(DIRECTIONS FOR THIS TASK):
Could you repeat the records below exactly, leaving out any pictures?

(DATASET EXTRACT):
»»

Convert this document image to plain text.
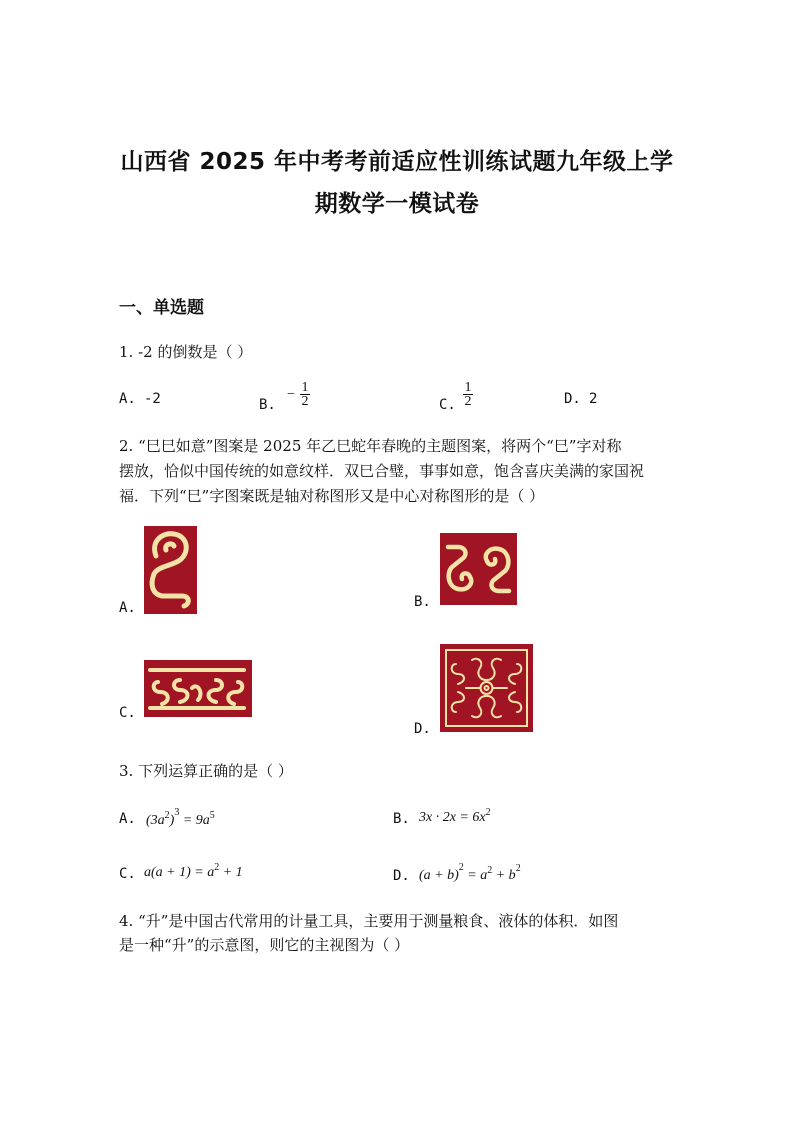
山西省 2025 年中考考前适应性训练试题九年级上学
期数学一模试卷
一、单选题
1. -2 的倒数是（ ）
A. -2	B.
− 1
2	C.
1
2	D. 2
2. “巳巳如意”图案是 2025 年乙巳蛇年春晚的主题图案，将两个“巳”字对称
摆放，恰似中国传统的如意纹样．双巳合璧，事事如意，饱含喜庆美满的家国祝
福．下列“巳”字图案既是轴对称图形又是中心对称图形的是（ ）
A.	B.
C.
D.
3. 下列运算正确的是（ ）
A. $(3a^2)^3 = 9a^5$	B. $3x \cdot 2x = 6x^2$
C. $a(a + 1) = a^2 + 1$	D. $(a + b)^2 = a^2 + b^2$
4. “升”是中国古代常用的计量工具，主要用于测量粮食、液体的体积．如图
是一种“升”的示意图，则它的主视图为（ ）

««

(COMPLETE OUTPUT):
Convert this document image to plain text.
山西省 2025 年中考考前适应性训练试题九年级上学
期数学一模试卷
一、单选题
1. -2 的倒数是（ ）
A. -2	B.
− 1
2	C.
1
2	D. 2
2. “巳巳如意”图案是 2025 年乙巳蛇年春晚的主题图案，将两个“巳”字对称
摆放，恰似中国传统的如意纹样．双巳合璧，事事如意，饱含喜庆美满的家国祝
福．下列“巳”字图案既是轴对称图形又是中心对称图形的是（ ）
A.	B.
C.
D.
3. 下列运算正确的是（ ）
A. $(3a^2)^3 = 9a^5$	B. $3x \cdot 2x = 6x^2$
C. $a(a + 1) = a^2 + 1$	D. $(a + b)^2 = a^2 + b^2$
4. “升”是中国古代常用的计量工具，主要用于测量粮食、液体的体积．如图
是一种“升”的示意图，则它的主视图为（ ）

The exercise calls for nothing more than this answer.